→ GIVEN EXERCISE
Repeat the material exactly as it appears.

→ RECORDS TO USE

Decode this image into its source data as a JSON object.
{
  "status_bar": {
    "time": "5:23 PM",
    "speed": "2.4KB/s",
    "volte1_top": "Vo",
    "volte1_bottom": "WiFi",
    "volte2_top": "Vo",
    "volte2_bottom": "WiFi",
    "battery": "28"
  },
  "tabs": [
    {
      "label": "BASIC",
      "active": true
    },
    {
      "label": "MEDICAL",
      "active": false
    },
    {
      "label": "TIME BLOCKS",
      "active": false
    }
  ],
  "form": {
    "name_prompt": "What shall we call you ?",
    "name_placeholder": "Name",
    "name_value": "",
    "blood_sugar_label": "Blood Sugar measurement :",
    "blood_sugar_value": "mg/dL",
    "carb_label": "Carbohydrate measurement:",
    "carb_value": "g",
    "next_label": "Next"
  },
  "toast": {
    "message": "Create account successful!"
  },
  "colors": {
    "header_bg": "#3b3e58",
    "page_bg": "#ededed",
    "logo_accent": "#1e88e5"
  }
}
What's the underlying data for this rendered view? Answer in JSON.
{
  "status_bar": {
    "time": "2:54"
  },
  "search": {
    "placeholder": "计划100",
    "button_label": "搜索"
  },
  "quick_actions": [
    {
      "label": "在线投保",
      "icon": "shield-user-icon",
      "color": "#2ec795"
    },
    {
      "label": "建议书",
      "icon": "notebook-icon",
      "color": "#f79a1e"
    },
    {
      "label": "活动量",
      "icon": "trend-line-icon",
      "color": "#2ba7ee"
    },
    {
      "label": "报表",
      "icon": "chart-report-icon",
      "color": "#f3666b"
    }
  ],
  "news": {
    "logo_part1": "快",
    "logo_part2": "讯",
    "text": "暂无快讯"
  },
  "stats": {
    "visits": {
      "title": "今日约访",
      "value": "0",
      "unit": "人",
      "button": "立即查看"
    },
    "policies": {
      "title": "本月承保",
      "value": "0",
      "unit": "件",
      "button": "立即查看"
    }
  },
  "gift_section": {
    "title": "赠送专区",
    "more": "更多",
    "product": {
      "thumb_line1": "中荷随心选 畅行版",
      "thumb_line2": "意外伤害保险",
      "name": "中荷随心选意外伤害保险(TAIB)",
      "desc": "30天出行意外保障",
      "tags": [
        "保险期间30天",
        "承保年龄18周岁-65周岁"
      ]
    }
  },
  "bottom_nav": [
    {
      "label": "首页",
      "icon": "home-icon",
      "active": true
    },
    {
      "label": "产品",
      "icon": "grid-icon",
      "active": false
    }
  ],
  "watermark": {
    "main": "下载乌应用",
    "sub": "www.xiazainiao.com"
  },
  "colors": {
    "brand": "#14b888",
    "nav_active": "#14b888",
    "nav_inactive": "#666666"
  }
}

→ WORKED ANSWER
Decode this image into its source data as a JSON object.
{
  "status_bar": {
    "time": "5:23 PM",
    "speed": "2.4KB/s",
    "volte1_top": "Vo",
    "volte1_bottom": "WiFi",
    "volte2_top": "Vo",
    "volte2_bottom": "WiFi",
    "battery": "28"
  },
  "tabs": [
    {
      "label": "BASIC",
      "active": true
    },
    {
      "label": "MEDICAL",
      "active": false
    },
    {
      "label": "TIME BLOCKS",
      "active": false
    }
  ],
  "form": {
    "name_prompt": "What shall we call you ?",
    "name_placeholder": "Name",
    "name_value": "",
    "blood_sugar_label": "Blood Sugar measurement :",
    "blood_sugar_value": "mg/dL",
    "carb_label": "Carbohydrate measurement:",
    "carb_value": "g",
    "next_label": "Next"
  },
  "toast": {
    "message": "Create account successful!"
  },
  "colors": {
    "header_bg": "#3b3e58",
    "page_bg": "#ededed",
    "logo_accent": "#1e88e5"
  }
}
What's the underlying data for this rendered view? Answer in JSON.
{
  "status_bar": {
    "time": "2:54"
  },
  "search": {
    "placeholder": "计划100",
    "button_label": "搜索"
  },
  "quick_actions": [
    {
      "label": "在线投保",
      "icon": "shield-user-icon",
      "color": "#2ec795"
    },
    {
      "label": "建议书",
      "icon": "notebook-icon",
      "color": "#f79a1e"
    },
    {
      "label": "活动量",
      "icon": "trend-line-icon",
      "color": "#2ba7ee"
    },
    {
      "label": "报表",
      "icon": "chart-report-icon",
      "color": "#f3666b"
    }
  ],
  "news": {
    "logo_part1": "快",
    "logo_part2": "讯",
    "text": "暂无快讯"
  },
  "stats": {
    "visits": {
      "title": "今日约访",
      "value": "0",
      "unit": "人",
      "button": "立即查看"
    },
    "policies": {
      "title": "本月承保",
      "value": "0",
      "unit": "件",
      "button": "立即查看"
    }
  },
  "gift_section": {
    "title": "赠送专区",
    "more": "更多",
    "product": {
      "thumb_line1": "中荷随心选 畅行版",
      "thumb_line2": "意外伤害保险",
      "name": "中荷随心选意外伤害保险(TAIB)",
      "desc": "30天出行意外保障",
      "tags": [
        "保险期间30天",
        "承保年龄18周岁-65周岁"
      ]
    }
  },
  "bottom_nav": [
    {
      "label": "首页",
      "icon": "home-icon",
      "active": true
    },
    {
      "label": "产品",
      "icon": "grid-icon",
      "active": false
    }
  ],
  "watermark": {
    "main": "下载乌应用",
    "sub": "www.xiazainiao.com"
  },
  "colors": {
    "brand": "#14b888",
    "nav_active": "#14b888",
    "nav_inactive": "#666666"
  }
}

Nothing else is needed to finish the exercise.